━━━━━ Recorded information

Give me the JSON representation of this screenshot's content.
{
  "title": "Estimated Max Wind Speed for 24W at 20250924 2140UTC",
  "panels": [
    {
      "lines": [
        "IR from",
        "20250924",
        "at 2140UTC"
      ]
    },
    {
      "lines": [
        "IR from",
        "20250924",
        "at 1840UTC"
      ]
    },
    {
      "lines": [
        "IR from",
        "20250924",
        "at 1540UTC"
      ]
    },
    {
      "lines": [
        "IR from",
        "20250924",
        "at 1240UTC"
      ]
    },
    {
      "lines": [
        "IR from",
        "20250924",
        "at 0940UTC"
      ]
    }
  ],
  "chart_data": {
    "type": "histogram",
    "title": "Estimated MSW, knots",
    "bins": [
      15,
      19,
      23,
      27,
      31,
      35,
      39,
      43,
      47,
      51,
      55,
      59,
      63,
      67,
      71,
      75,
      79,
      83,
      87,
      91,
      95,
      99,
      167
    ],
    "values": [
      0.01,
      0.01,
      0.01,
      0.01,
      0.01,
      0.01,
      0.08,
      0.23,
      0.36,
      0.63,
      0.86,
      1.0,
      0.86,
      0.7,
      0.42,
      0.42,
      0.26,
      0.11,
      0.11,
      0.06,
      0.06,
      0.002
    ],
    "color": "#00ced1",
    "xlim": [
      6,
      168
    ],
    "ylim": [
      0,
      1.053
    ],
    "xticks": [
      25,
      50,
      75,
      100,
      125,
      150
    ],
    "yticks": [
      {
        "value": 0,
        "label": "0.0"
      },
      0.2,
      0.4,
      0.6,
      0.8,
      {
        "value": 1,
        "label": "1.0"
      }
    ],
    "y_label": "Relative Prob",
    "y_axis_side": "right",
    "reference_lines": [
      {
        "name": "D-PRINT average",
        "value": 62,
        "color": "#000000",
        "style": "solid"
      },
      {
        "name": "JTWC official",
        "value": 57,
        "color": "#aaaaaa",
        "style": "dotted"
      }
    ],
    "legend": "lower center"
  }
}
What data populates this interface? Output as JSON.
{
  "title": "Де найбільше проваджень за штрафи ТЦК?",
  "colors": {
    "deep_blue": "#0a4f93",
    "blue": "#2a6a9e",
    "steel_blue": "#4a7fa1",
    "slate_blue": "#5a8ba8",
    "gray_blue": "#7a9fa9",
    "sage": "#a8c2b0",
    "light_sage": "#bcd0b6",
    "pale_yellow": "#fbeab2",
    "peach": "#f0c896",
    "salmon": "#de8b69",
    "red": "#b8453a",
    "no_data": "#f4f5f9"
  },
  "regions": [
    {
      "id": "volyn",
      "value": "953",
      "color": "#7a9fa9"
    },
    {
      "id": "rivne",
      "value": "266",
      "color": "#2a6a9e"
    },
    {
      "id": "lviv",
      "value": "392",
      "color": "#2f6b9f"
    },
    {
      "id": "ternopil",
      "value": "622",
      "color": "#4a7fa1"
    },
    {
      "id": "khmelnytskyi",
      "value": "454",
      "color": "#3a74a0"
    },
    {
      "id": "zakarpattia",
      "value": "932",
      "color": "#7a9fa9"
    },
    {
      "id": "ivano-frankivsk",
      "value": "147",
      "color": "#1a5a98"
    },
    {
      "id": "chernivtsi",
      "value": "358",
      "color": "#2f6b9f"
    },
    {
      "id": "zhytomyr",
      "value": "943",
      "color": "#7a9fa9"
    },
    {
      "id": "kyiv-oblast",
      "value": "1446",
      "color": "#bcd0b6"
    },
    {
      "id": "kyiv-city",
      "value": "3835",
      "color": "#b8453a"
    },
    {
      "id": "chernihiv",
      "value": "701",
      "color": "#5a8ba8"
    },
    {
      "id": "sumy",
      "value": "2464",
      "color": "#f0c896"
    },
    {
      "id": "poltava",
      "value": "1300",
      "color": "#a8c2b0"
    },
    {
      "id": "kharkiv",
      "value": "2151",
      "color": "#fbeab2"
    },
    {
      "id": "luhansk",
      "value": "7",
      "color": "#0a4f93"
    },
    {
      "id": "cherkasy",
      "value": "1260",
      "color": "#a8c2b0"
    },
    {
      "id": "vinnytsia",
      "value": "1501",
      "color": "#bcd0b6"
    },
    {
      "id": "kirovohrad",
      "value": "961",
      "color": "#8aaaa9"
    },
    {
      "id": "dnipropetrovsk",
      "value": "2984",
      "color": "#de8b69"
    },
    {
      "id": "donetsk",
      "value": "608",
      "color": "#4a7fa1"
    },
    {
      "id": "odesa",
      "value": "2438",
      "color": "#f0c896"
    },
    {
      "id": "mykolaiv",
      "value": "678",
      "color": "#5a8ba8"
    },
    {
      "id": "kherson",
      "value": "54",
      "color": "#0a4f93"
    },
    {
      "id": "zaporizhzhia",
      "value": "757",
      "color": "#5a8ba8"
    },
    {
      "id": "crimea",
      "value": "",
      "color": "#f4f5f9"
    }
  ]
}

━━━━━━━━━━

## What you have to do
Copy all of the material word for word.

## Full solution
Give me the JSON representation of this screenshot's content.
{
  "title": "Estimated Max Wind Speed for 24W at 20250924 2140UTC",
  "panels": [
    {
      "lines": [
        "IR from",
        "20250924",
        "at 2140UTC"
      ]
    },
    {
      "lines": [
        "IR from",
        "20250924",
        "at 1840UTC"
      ]
    },
    {
      "lines": [
        "IR from",
        "20250924",
        "at 1540UTC"
      ]
    },
    {
      "lines": [
        "IR from",
        "20250924",
        "at 1240UTC"
      ]
    },
    {
      "lines": [
        "IR from",
        "20250924",
        "at 0940UTC"
      ]
    }
  ],
  "chart_data": {
    "type": "histogram",
    "title": "Estimated MSW, knots",
    "bins": [
      15,
      19,
      23,
      27,
      31,
      35,
      39,
      43,
      47,
      51,
      55,
      59,
      63,
      67,
      71,
      75,
      79,
      83,
      87,
      91,
      95,
      99,
      167
    ],
    "values": [
      0.01,
      0.01,
      0.01,
      0.01,
      0.01,
      0.01,
      0.08,
      0.23,
      0.36,
      0.63,
      0.86,
      1.0,
      0.86,
      0.7,
      0.42,
      0.42,
      0.26,
      0.11,
      0.11,
      0.06,
      0.06,
      0.002
    ],
    "color": "#00ced1",
    "xlim": [
      6,
      168
    ],
    "ylim": [
      0,
      1.053
    ],
    "xticks": [
      25,
      50,
      75,
      100,
      125,
      150
    ],
    "yticks": [
      {
        "value": 0,
        "label": "0.0"
      },
      0.2,
      0.4,
      0.6,
      0.8,
      {
        "value": 1,
        "label": "1.0"
      }
    ],
    "y_label": "Relative Prob",
    "y_axis_side": "right",
    "reference_lines": [
      {
        "name": "D-PRINT average",
        "value": 62,
        "color": "#000000",
        "style": "solid"
      },
      {
        "name": "JTWC official",
        "value": 57,
        "color": "#aaaaaa",
        "style": "dotted"
      }
    ],
    "legend": "lower center"
  }
}
What data populates this interface? Output as JSON.
{
  "title": "Де найбільше проваджень за штрафи ТЦК?",
  "colors": {
    "deep_blue": "#0a4f93",
    "blue": "#2a6a9e",
    "steel_blue": "#4a7fa1",
    "slate_blue": "#5a8ba8",
    "gray_blue": "#7a9fa9",
    "sage": "#a8c2b0",
    "light_sage": "#bcd0b6",
    "pale_yellow": "#fbeab2",
    "peach": "#f0c896",
    "salmon": "#de8b69",
    "red": "#b8453a",
    "no_data": "#f4f5f9"
  },
  "regions": [
    {
      "id": "volyn",
      "value": "953",
      "color": "#7a9fa9"
    },
    {
      "id": "rivne",
      "value": "266",
      "color": "#2a6a9e"
    },
    {
      "id": "lviv",
      "value": "392",
      "color": "#2f6b9f"
    },
    {
      "id": "ternopil",
      "value": "622",
      "color": "#4a7fa1"
    },
    {
      "id": "khmelnytskyi",
      "value": "454",
      "color": "#3a74a0"
    },
    {
      "id": "zakarpattia",
      "value": "932",
      "color": "#7a9fa9"
    },
    {
      "id": "ivano-frankivsk",
      "value": "147",
      "color": "#1a5a98"
    },
    {
      "id": "chernivtsi",
      "value": "358",
      "color": "#2f6b9f"
    },
    {
      "id": "zhytomyr",
      "value": "943",
      "color": "#7a9fa9"
    },
    {
      "id": "kyiv-oblast",
      "value": "1446",
      "color": "#bcd0b6"
    },
    {
      "id": "kyiv-city",
      "value": "3835",
      "color": "#b8453a"
    },
    {
      "id": "chernihiv",
      "value": "701",
      "color": "#5a8ba8"
    },
    {
      "id": "sumy",
      "value": "2464",
      "color": "#f0c896"
    },
    {
      "id": "poltava",
      "value": "1300",
      "color": "#a8c2b0"
    },
    {
      "id": "kharkiv",
      "value": "2151",
      "color": "#fbeab2"
    },
    {
      "id": "luhansk",
      "value": "7",
      "color": "#0a4f93"
    },
    {
      "id": "cherkasy",
      "value": "1260",
      "color": "#a8c2b0"
    },
    {
      "id": "vinnytsia",
      "value": "1501",
      "color": "#bcd0b6"
    },
    {
      "id": "kirovohrad",
      "value": "961",
      "color": "#8aaaa9"
    },
    {
      "id": "dnipropetrovsk",
      "value": "2984",
      "color": "#de8b69"
    },
    {
      "id": "donetsk",
      "value": "608",
      "color": "#4a7fa1"
    },
    {
      "id": "odesa",
      "value": "2438",
      "color": "#f0c896"
    },
    {
      "id": "mykolaiv",
      "value": "678",
      "color": "#5a8ba8"
    },
    {
      "id": "kherson",
      "value": "54",
      "color": "#0a4f93"
    },
    {
      "id": "zaporizhzhia",
      "value": "757",
      "color": "#5a8ba8"
    },
    {
      "id": "crimea",
      "value": "",
      "color": "#f4f5f9"
    }
  ]
}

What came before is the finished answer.